Recorded data
____________________

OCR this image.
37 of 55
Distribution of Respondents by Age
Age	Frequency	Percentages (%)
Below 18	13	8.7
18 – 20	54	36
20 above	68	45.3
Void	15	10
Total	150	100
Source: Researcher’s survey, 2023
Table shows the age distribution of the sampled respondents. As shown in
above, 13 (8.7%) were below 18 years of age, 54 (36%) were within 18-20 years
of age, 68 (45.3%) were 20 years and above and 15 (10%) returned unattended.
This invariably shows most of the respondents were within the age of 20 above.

____________________

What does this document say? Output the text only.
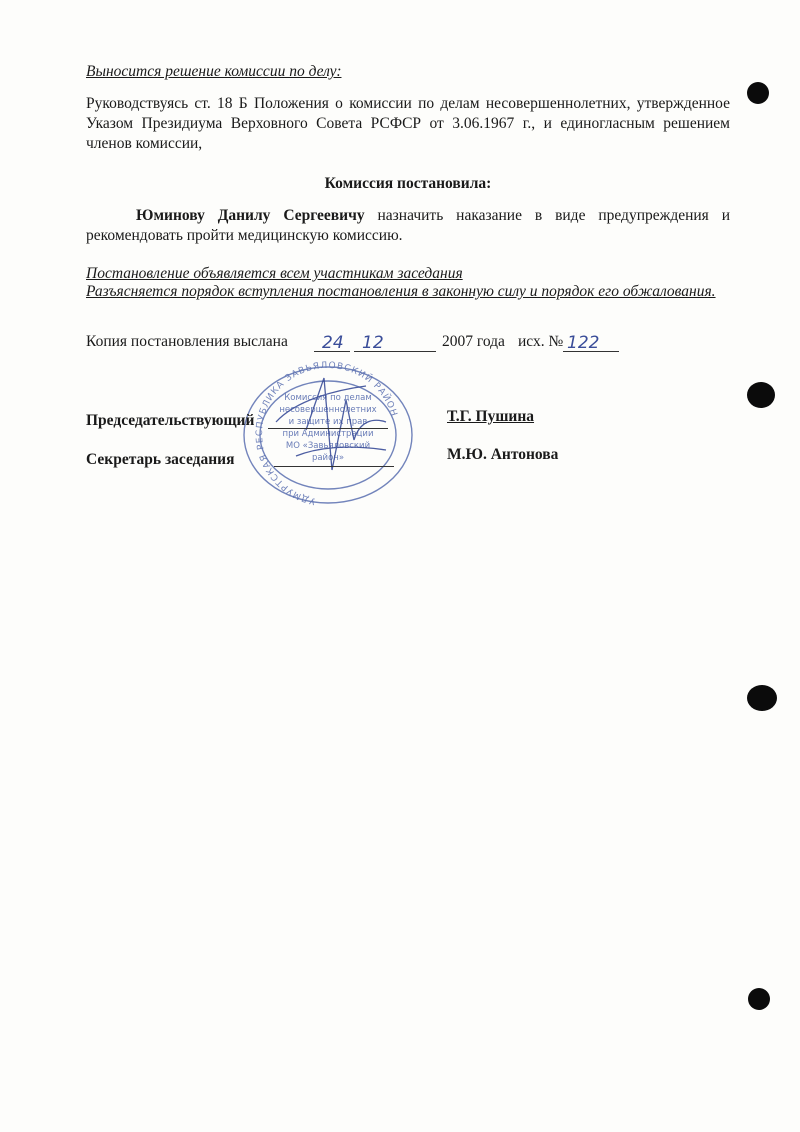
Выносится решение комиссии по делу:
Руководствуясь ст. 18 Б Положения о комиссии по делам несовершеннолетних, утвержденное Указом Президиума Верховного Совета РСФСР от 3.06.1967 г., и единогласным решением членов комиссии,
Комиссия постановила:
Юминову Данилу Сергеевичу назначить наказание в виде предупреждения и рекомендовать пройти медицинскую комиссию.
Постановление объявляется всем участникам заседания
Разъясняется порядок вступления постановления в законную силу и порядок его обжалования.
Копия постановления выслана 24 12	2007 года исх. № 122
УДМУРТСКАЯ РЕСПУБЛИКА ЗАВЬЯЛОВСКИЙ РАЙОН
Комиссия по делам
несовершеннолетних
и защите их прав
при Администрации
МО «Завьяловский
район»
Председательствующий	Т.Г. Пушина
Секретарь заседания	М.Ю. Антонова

____________________

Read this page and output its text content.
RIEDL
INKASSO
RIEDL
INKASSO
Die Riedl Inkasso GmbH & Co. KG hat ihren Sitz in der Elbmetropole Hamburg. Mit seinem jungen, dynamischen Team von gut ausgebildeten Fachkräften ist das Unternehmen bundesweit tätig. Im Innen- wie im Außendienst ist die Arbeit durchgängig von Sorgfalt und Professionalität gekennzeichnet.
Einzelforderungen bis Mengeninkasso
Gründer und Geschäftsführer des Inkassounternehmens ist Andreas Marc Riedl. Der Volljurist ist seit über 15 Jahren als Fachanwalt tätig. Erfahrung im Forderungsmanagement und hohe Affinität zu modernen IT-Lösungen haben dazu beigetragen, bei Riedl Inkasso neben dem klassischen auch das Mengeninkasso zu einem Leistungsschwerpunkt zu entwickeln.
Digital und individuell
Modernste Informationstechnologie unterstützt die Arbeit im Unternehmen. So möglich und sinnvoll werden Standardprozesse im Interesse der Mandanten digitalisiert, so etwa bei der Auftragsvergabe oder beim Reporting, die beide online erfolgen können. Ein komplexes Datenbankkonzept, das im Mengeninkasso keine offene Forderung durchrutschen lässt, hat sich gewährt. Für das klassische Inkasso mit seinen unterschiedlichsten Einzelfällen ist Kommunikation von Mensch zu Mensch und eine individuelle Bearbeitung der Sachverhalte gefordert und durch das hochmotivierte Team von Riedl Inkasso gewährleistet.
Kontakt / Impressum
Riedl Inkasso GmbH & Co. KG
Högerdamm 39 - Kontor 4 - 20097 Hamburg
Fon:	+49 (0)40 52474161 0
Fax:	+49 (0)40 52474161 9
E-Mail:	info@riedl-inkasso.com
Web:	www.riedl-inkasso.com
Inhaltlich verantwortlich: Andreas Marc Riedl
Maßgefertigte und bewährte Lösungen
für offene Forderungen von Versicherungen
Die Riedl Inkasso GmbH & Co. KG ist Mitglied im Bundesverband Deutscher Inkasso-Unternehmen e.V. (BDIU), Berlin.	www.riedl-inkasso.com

____________________

## To do
Filter the entries down to the lines containing "Andreas". Copy each of those lines.

## Final result
Gründer und Geschäftsführer des Inkassounternehmens ist Andreas Marc Riedl. Der Volljurist ist seit über 15 Jahren als Fachanwalt tätig. Erfahrung im Forderungsmanagement und hohe Affinität zu modernen IT-Lösungen haben dazu beigetragen, bei Riedl Inkasso neben dem klassischen auch das Mengeninkasso zu einem Leistungsschwerpunkt zu entwickeln.
Inhaltlich verantwortlich: Andreas Marc Riedl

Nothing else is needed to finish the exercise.